Exercise prompt>
Consider the data that follows and state how many lines contain the string "source", using the number alone.

Material for the task>
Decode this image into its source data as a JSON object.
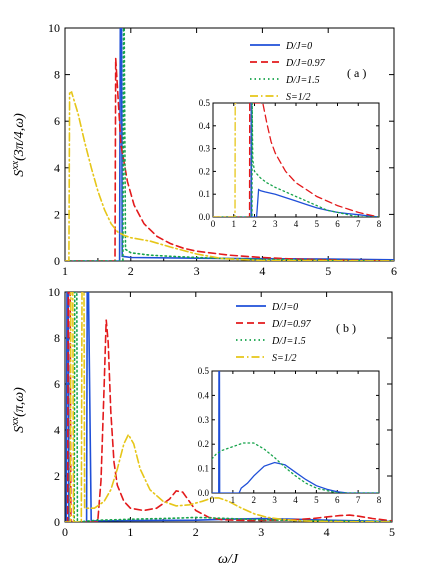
{
  "colors": {
    "D0": "#1f4fd8",
    "D097": "#e31a1c",
    "D15": "#16a34a",
    "S12": "#e6c619"
  },
  "legend": [
    {
      "key": "D0",
      "label": "D/J=0",
      "style": "solid"
    },
    {
      "key": "D097",
      "label": "D/J=0.97",
      "style": "dashed"
    },
    {
      "key": "D15",
      "label": "D/J=1.5",
      "style": "dotted"
    },
    {
      "key": "S12",
      "label": "S=1/2",
      "style": "dashdot"
    }
  ],
  "chart_data": [
    {
      "type": "line",
      "panel_label": "( a )",
      "ylabel": "S^xx(3π/4,ω)",
      "xlim": [
        1,
        6
      ],
      "ylim": [
        0,
        10
      ],
      "xticks": [
        1,
        2,
        3,
        4,
        5,
        6
      ],
      "yticks": [
        0,
        2,
        4,
        6,
        8,
        10
      ],
      "series": [
        {
          "key": "D0",
          "x": [
            1.0,
            1.83,
            1.84,
            1.85,
            1.86,
            1.87,
            2.0,
            3.0,
            4.0,
            5.0,
            6.0
          ],
          "y": [
            0,
            0,
            10,
            10,
            10,
            0.2,
            0.15,
            0.12,
            0.1,
            0.08,
            0.05
          ]
        },
        {
          "key": "D097",
          "x": [
            1.0,
            1.76,
            1.77,
            1.85,
            1.95,
            2.05,
            2.2,
            2.4,
            2.6,
            2.8,
            3.0,
            3.5,
            4.0,
            4.5,
            5.0,
            6.0
          ],
          "y": [
            0,
            0,
            8.7,
            5.0,
            3.4,
            2.4,
            1.6,
            1.05,
            0.75,
            0.55,
            0.42,
            0.25,
            0.15,
            0.08,
            0.05,
            0.0
          ]
        },
        {
          "key": "D15",
          "x": [
            1.0,
            1.88,
            1.89,
            1.9,
            1.92,
            2.0,
            2.3,
            2.6,
            3.0,
            3.5,
            4.0,
            5.0,
            6.0
          ],
          "y": [
            0,
            0,
            10,
            10,
            0.5,
            0.35,
            0.25,
            0.2,
            0.15,
            0.1,
            0.07,
            0.03,
            0.0
          ]
        },
        {
          "key": "S12",
          "x": [
            1.0,
            1.06,
            1.07,
            1.1,
            1.2,
            1.3,
            1.4,
            1.5,
            1.6,
            1.7,
            1.8,
            1.9,
            2.0,
            2.3,
            2.6,
            3.0,
            3.4,
            4.0,
            6.0
          ],
          "y": [
            0,
            0,
            7.2,
            7.25,
            6.3,
            5.1,
            4.0,
            3.0,
            2.2,
            1.6,
            1.25,
            1.1,
            1.0,
            0.85,
            0.6,
            0.3,
            0.1,
            0.02,
            0.0
          ]
        }
      ],
      "inset": {
        "xlim": [
          0,
          8
        ],
        "ylim": [
          0,
          0.5
        ],
        "xticks": [
          0,
          1,
          2,
          3,
          4,
          5,
          6,
          7,
          8
        ],
        "yticks": [
          0.0,
          0.1,
          0.2,
          0.3,
          0.4,
          0.5
        ],
        "series": [
          {
            "key": "D0",
            "x": [
              0,
              1.83,
              1.84,
              1.86,
              2.1,
              2.2,
              2.3,
              2.5,
              3.0,
              3.5,
              4.0,
              4.5,
              5.0,
              5.5,
              6.0,
              6.5,
              7.0,
              7.5,
              8.0
            ],
            "y": [
              0,
              0,
              0.5,
              0.0,
              0.0,
              0.12,
              0.115,
              0.11,
              0.1,
              0.085,
              0.07,
              0.055,
              0.04,
              0.03,
              0.02,
              0.015,
              0.01,
              0.005,
              0.0
            ]
          },
          {
            "key": "D097",
            "x": [
              0,
              1.76,
              1.77,
              1.8,
              2.4,
              2.6,
              2.8,
              3.0,
              3.5,
              4.0,
              4.5,
              5.0,
              5.5,
              6.0,
              6.5,
              7.0,
              7.5,
              8.0
            ],
            "y": [
              0,
              0,
              0.5,
              0.5,
              0.5,
              0.41,
              0.33,
              0.28,
              0.2,
              0.15,
              0.12,
              0.09,
              0.07,
              0.05,
              0.035,
              0.02,
              0.01,
              0.0
            ]
          },
          {
            "key": "D15",
            "x": [
              0,
              1.88,
              1.89,
              1.92,
              2.0,
              2.3,
              2.6,
              3.0,
              3.5,
              4.0,
              4.5,
              5.0,
              5.5,
              6.0,
              7.0,
              8.0
            ],
            "y": [
              0,
              0,
              0.5,
              0.25,
              0.2,
              0.17,
              0.15,
              0.13,
              0.11,
              0.09,
              0.07,
              0.05,
              0.03,
              0.02,
              0.0,
              0.0
            ]
          },
          {
            "key": "S12",
            "x": [
              0,
              1.06,
              1.07,
              1.1
            ],
            "y": [
              0,
              0,
              0.5,
              0.5
            ]
          }
        ]
      }
    },
    {
      "type": "line",
      "panel_label": "( b )",
      "ylabel": "S^xx(π,ω)",
      "xlabel": "ω/J",
      "xlim": [
        0,
        5
      ],
      "ylim": [
        0,
        10
      ],
      "xticks": [
        0,
        1,
        2,
        3,
        4,
        5
      ],
      "yticks": [
        0,
        2,
        4,
        6,
        8,
        10
      ],
      "series": [
        {
          "key": "D0",
          "x": [
            0,
            0.02,
            0.03,
            0.05,
            0.06,
            0.33,
            0.34,
            0.36,
            0.4,
            1.0,
            2.0,
            2.5,
            3.0,
            3.5,
            4.0,
            5.0
          ],
          "y": [
            0,
            0,
            10,
            10,
            0,
            0,
            10,
            10,
            0.05,
            0.06,
            0.08,
            0.12,
            0.15,
            0.12,
            0.08,
            0.02
          ]
        },
        {
          "key": "D097",
          "x": [
            0,
            0.04,
            0.05,
            0.08,
            0.09,
            0.5,
            0.55,
            0.6,
            0.63,
            0.66,
            0.7,
            0.75,
            0.8,
            0.9,
            1.0,
            1.2,
            1.4,
            1.6,
            1.7,
            1.8,
            1.9,
            2.0,
            2.2,
            2.4,
            2.6,
            2.8,
            3.0,
            3.5,
            3.8,
            4.0,
            4.2,
            4.35,
            4.5,
            4.7,
            5.0
          ],
          "y": [
            0,
            0,
            10,
            10,
            0,
            0,
            1.8,
            6.0,
            8.8,
            7.8,
            4.8,
            2.6,
            1.6,
            0.9,
            0.6,
            0.5,
            0.6,
            1.0,
            1.35,
            1.3,
            0.9,
            0.5,
            0.2,
            0.1,
            0.08,
            0.07,
            0.07,
            0.1,
            0.15,
            0.22,
            0.28,
            0.3,
            0.25,
            0.15,
            0.05
          ]
        },
        {
          "key": "D15",
          "x": [
            0,
            0.14,
            0.15,
            0.18,
            0.19,
            0.5,
            0.8,
            1.0,
            1.5,
            1.8,
            2.0,
            2.5,
            3.0,
            3.5,
            4.0,
            5.0
          ],
          "y": [
            0,
            0,
            10,
            10,
            0,
            0.08,
            0.1,
            0.12,
            0.15,
            0.18,
            0.2,
            0.15,
            0.1,
            0.07,
            0.05,
            0.02
          ]
        },
        {
          "key": "S12",
          "x": [
            0,
            0.08,
            0.09,
            0.12,
            0.13,
            0.25,
            0.26,
            0.29,
            0.3,
            0.45,
            0.6,
            0.7,
            0.8,
            0.9,
            0.97,
            1.05,
            1.15,
            1.3,
            1.5,
            1.7,
            1.9,
            2.1,
            2.25,
            2.35,
            2.5,
            2.7,
            2.9,
            3.1,
            3.3,
            3.6,
            4.0,
            5.0
          ],
          "y": [
            0,
            0,
            10,
            10,
            0,
            0,
            10,
            10,
            0.6,
            0.6,
            0.9,
            1.4,
            2.3,
            3.4,
            3.8,
            3.4,
            2.3,
            1.4,
            0.9,
            0.7,
            0.75,
            0.9,
            1.05,
            1.05,
            0.9,
            0.6,
            0.35,
            0.2,
            0.12,
            0.05,
            0.02,
            0.0
          ]
        }
      ],
      "inset": {
        "xlim": [
          0,
          8
        ],
        "ylim": [
          0,
          0.5
        ],
        "xticks": [
          0,
          1,
          2,
          3,
          4,
          5,
          6,
          7,
          8
        ],
        "yticks": [
          0.0,
          0.1,
          0.2,
          0.3,
          0.4,
          0.5
        ],
        "series": [
          {
            "key": "D0",
            "x": [
              0,
              0.32,
              0.33,
              0.36,
              0.37,
              1.3,
              1.4,
              1.7,
              2.0,
              2.5,
              3.0,
              3.5,
              4.0,
              4.5,
              5.0,
              5.5,
              6.0,
              6.5,
              7.0,
              8.0
            ],
            "y": [
              0,
              0,
              0.5,
              0.5,
              0,
              0,
              0.02,
              0.04,
              0.07,
              0.11,
              0.125,
              0.115,
              0.085,
              0.055,
              0.03,
              0.015,
              0.005,
              0.0,
              0.0,
              0.0
            ]
          },
          {
            "key": "D15",
            "x": [
              0,
              0.2,
              0.5,
              1.0,
              1.5,
              2.0,
              2.5,
              3.0,
              3.5,
              4.0,
              4.5,
              5.0,
              5.5,
              6.0,
              7.0,
              8.0
            ],
            "y": [
              0.14,
              0.16,
              0.175,
              0.19,
              0.205,
              0.205,
              0.18,
              0.145,
              0.105,
              0.07,
              0.04,
              0.02,
              0.01,
              0.0,
              0.0,
              0.0
            ]
          }
        ]
      }
    }
  ]
}
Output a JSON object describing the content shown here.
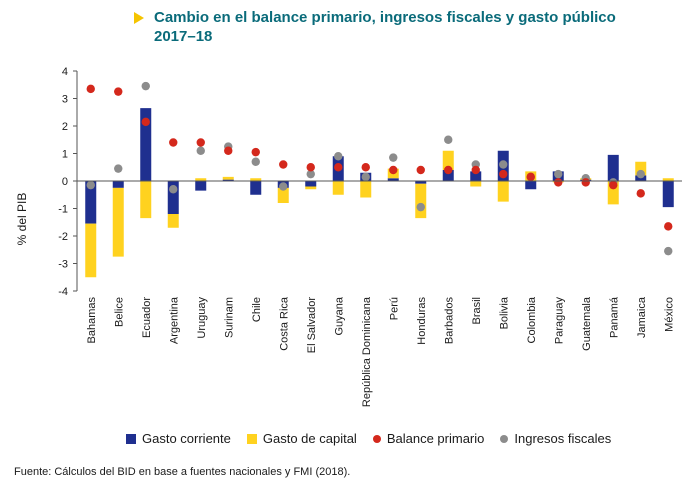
{
  "chart_data": {
    "type": "bar",
    "title_line1": "Cambio en el balance primario, ingresos fiscales y gasto público",
    "title_line2": "2017–18",
    "ylabel": "% del PIB",
    "ylim": [
      -4,
      4
    ],
    "yticks": [
      4,
      3,
      2,
      1,
      0,
      -1,
      -2,
      -3,
      -4
    ],
    "grid": false,
    "legend_position": "bottom",
    "colors": {
      "gasto_corriente": "#1f2f8f",
      "gasto_de_capital": "#ffd21f",
      "balance_primario": "#d4281c",
      "ingresos_fiscales": "#8c8c8c"
    },
    "categories": [
      "Bahamas",
      "Belice",
      "Ecuador",
      "Argentina",
      "Uruguay",
      "Surinam",
      "Chile",
      "Costa Rica",
      "El Salvador",
      "Guyana",
      "República Dominicana",
      "Perú",
      "Honduras",
      "Barbados",
      "Brasil",
      "Bolivia",
      "Colombia",
      "Paraguay",
      "Guatemala",
      "Panamá",
      "Jamaica",
      "México"
    ],
    "series": [
      {
        "name": "Gasto corriente",
        "kind": "stacked-bar",
        "values": [
          -1.55,
          -0.25,
          2.65,
          -1.2,
          -0.35,
          0.05,
          -0.5,
          -0.25,
          -0.2,
          0.9,
          0.3,
          0.1,
          -0.1,
          0.4,
          0.35,
          1.1,
          -0.3,
          0.35,
          0.05,
          0.95,
          0.2,
          -0.95
        ]
      },
      {
        "name": "Gasto de capital",
        "kind": "stacked-bar",
        "values": [
          -1.95,
          -2.5,
          -1.35,
          -0.5,
          0.1,
          0.1,
          0.1,
          -0.55,
          -0.1,
          -0.5,
          -0.6,
          0.35,
          -1.25,
          0.7,
          -0.2,
          -0.75,
          0.35,
          -0.05,
          0.05,
          -0.85,
          0.5,
          0.1
        ]
      },
      {
        "name": "Balance primario",
        "kind": "dot",
        "values": [
          3.35,
          3.25,
          2.15,
          1.4,
          1.4,
          1.1,
          1.05,
          0.6,
          0.5,
          0.5,
          0.5,
          0.4,
          0.4,
          0.4,
          0.4,
          0.25,
          0.15,
          -0.05,
          -0.05,
          -0.15,
          -0.45,
          -1.65
        ]
      },
      {
        "name": "Ingresos fiscales",
        "kind": "dot",
        "values": [
          -0.15,
          0.45,
          3.45,
          -0.3,
          1.1,
          1.25,
          0.7,
          -0.2,
          0.25,
          0.9,
          0.15,
          0.85,
          -0.95,
          1.5,
          0.6,
          0.6,
          0.15,
          0.25,
          0.1,
          -0.05,
          0.25,
          -2.55
        ]
      }
    ]
  },
  "legend": {
    "items": [
      "Gasto corriente",
      "Gasto de capital",
      "Balance primario",
      "Ingresos fiscales"
    ]
  },
  "source": "Fuente: Cálculos del BID en base a fuentes nacionales y FMI (2018)."
}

Output for this task>
2